_Data rows_
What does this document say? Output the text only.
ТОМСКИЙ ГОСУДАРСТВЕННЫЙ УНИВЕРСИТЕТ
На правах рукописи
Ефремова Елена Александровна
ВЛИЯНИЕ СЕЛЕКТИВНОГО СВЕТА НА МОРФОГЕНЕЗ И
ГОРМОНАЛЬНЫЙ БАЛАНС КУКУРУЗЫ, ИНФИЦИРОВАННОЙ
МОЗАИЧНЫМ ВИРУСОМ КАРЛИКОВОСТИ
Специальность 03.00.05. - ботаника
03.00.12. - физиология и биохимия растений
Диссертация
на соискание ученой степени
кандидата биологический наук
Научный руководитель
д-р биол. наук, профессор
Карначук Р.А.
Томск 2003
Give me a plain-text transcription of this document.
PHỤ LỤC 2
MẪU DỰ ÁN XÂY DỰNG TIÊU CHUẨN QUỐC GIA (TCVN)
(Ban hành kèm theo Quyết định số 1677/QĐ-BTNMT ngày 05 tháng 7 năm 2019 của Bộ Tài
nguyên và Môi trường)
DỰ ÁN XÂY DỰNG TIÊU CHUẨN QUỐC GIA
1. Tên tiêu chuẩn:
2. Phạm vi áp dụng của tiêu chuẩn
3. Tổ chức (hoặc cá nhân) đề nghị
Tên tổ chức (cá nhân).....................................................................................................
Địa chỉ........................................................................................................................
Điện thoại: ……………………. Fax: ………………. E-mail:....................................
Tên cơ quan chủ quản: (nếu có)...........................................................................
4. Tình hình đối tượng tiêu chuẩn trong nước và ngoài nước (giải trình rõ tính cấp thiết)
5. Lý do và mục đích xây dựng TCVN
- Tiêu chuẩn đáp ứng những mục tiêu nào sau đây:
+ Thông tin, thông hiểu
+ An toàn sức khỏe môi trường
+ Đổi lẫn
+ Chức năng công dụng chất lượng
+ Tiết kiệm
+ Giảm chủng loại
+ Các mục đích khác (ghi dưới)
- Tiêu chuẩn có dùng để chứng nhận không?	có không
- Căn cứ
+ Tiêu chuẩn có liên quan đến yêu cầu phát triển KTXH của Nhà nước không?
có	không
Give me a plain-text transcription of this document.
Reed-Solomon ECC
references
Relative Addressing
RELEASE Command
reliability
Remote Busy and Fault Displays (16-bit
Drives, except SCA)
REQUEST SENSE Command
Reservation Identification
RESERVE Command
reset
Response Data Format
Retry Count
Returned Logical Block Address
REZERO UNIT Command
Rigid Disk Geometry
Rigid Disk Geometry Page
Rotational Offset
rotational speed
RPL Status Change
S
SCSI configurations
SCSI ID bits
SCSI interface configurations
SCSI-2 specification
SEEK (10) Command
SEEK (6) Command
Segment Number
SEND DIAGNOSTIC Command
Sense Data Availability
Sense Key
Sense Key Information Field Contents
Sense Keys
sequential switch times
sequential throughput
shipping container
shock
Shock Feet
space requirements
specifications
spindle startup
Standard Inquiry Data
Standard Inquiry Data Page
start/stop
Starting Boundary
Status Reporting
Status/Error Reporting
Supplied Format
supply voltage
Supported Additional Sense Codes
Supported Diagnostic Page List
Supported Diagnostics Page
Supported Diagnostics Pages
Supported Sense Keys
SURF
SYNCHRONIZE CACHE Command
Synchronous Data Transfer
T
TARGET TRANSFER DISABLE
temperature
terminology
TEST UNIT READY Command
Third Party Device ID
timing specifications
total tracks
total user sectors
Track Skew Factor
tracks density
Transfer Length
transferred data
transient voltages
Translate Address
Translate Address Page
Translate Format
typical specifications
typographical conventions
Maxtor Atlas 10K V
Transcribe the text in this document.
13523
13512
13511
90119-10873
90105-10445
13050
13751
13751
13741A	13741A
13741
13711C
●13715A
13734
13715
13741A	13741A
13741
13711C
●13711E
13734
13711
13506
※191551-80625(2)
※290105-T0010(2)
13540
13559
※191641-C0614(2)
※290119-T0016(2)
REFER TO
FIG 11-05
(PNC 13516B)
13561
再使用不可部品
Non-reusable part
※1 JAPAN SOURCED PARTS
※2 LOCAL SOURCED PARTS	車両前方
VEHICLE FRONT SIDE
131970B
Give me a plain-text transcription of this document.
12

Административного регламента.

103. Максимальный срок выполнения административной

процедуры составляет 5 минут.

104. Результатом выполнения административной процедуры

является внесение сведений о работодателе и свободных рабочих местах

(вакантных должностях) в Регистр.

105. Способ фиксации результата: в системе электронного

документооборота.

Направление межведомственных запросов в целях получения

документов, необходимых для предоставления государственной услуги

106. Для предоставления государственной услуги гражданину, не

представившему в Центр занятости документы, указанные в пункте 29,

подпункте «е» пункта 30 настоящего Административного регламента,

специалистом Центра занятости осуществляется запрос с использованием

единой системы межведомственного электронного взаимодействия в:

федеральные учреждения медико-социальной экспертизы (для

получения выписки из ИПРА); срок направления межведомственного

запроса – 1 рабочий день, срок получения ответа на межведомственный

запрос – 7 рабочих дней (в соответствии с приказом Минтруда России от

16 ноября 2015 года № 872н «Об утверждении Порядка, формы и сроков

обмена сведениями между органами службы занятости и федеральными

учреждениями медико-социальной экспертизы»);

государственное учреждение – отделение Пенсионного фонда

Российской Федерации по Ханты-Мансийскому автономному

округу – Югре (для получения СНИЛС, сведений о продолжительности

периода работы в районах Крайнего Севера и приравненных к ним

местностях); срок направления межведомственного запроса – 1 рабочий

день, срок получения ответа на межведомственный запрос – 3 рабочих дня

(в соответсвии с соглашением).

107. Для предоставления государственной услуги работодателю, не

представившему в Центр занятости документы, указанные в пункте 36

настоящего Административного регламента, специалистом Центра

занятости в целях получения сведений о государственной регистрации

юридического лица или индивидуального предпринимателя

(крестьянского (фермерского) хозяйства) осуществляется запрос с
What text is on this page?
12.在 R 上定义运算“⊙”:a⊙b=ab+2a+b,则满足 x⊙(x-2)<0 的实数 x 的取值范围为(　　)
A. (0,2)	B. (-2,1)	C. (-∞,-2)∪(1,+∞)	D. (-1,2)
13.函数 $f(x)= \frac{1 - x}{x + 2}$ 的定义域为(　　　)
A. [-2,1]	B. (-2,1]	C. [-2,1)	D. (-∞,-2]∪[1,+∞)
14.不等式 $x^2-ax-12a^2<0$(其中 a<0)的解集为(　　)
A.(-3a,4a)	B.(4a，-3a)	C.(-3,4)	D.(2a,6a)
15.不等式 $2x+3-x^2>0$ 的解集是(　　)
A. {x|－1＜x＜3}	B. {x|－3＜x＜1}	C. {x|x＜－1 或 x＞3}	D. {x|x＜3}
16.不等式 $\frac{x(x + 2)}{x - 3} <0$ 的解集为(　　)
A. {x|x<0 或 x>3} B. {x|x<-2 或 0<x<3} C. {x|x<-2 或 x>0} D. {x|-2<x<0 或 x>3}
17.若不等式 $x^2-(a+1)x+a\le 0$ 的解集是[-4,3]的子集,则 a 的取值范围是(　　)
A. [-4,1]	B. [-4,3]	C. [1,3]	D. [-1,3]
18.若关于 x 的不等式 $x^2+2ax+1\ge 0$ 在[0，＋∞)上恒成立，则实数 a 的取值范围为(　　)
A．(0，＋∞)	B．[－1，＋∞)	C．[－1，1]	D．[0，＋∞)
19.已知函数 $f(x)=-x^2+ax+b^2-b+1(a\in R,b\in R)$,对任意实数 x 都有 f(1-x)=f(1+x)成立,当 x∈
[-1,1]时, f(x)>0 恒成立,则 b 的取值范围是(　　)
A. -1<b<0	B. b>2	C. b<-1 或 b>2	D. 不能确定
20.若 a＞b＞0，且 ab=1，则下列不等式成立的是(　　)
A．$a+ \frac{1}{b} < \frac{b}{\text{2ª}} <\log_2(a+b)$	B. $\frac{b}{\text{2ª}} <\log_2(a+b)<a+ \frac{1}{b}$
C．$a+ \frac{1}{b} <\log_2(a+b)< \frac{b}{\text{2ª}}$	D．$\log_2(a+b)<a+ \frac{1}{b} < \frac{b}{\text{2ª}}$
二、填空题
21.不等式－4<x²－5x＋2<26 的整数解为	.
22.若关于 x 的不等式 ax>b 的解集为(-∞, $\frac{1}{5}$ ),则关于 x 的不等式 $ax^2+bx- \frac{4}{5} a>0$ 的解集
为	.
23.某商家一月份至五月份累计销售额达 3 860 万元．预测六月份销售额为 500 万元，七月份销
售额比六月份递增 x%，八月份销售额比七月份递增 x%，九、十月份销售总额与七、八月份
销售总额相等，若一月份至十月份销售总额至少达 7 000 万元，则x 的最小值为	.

_Given request_
Quote only the lines from the one containing "What text is on this page?" through the final line of the records, with both ends included.

_Exercise result_
What text is on this page?
12.在 R 上定义运算“⊙”:a⊙b=ab+2a+b,则满足 x⊙(x-2)<0 的实数 x 的取值范围为(　　)
A. (0,2)	B. (-2,1)	C. (-∞,-2)∪(1,+∞)	D. (-1,2)
13.函数 $f(x)= \frac{1 - x}{x + 2}$ 的定义域为(　　　)
A. [-2,1]	B. (-2,1]	C. [-2,1)	D. (-∞,-2]∪[1,+∞)
14.不等式 $x^2-ax-12a^2<0$(其中 a<0)的解集为(　　)
A.(-3a,4a)	B.(4a，-3a)	C.(-3,4)	D.(2a,6a)
15.不等式 $2x+3-x^2>0$ 的解集是(　　)
A. {x|－1＜x＜3}	B. {x|－3＜x＜1}	C. {x|x＜－1 或 x＞3}	D. {x|x＜3}
16.不等式 $\frac{x(x + 2)}{x - 3} <0$ 的解集为(　　)
A. {x|x<0 或 x>3} B. {x|x<-2 或 0<x<3} C. {x|x<-2 或 x>0} D. {x|-2<x<0 或 x>3}
17.若不等式 $x^2-(a+1)x+a\le 0$ 的解集是[-4,3]的子集,则 a 的取值范围是(　　)
A. [-4,1]	B. [-4,3]	C. [1,3]	D. [-1,3]
18.若关于 x 的不等式 $x^2+2ax+1\ge 0$ 在[0，＋∞)上恒成立，则实数 a 的取值范围为(　　)
A．(0，＋∞)	B．[－1，＋∞)	C．[－1，1]	D．[0，＋∞)
19.已知函数 $f(x)=-x^2+ax+b^2-b+1(a\in R,b\in R)$,对任意实数 x 都有 f(1-x)=f(1+x)成立,当 x∈
[-1,1]时, f(x)>0 恒成立,则 b 的取值范围是(　　)
A. -1<b<0	B. b>2	C. b<-1 或 b>2	D. 不能确定
20.若 a＞b＞0，且 ab=1，则下列不等式成立的是(　　)
A．$a+ \frac{1}{b} < \frac{b}{\text{2ª}} <\log_2(a+b)$	B. $\frac{b}{\text{2ª}} <\log_2(a+b)<a+ \frac{1}{b}$
C．$a+ \frac{1}{b} <\log_2(a+b)< \frac{b}{\text{2ª}}$	D．$\log_2(a+b)<a+ \frac{1}{b} < \frac{b}{\text{2ª}}$
二、填空题
21.不等式－4<x²－5x＋2<26 的整数解为	.
22.若关于 x 的不等式 ax>b 的解集为(-∞, $\frac{1}{5}$ ),则关于 x 的不等式 $ax^2+bx- \frac{4}{5} a>0$ 的解集
为	.
23.某商家一月份至五月份累计销售额达 3 860 万元．预测六月份销售额为 500 万元，七月份销
售额比六月份递增 x%，八月份销售额比七月份递增 x%，九、十月份销售总额与七、八月份
销售总额相等，若一月份至十月份销售总额至少达 7 000 万元，则x 的最小值为	.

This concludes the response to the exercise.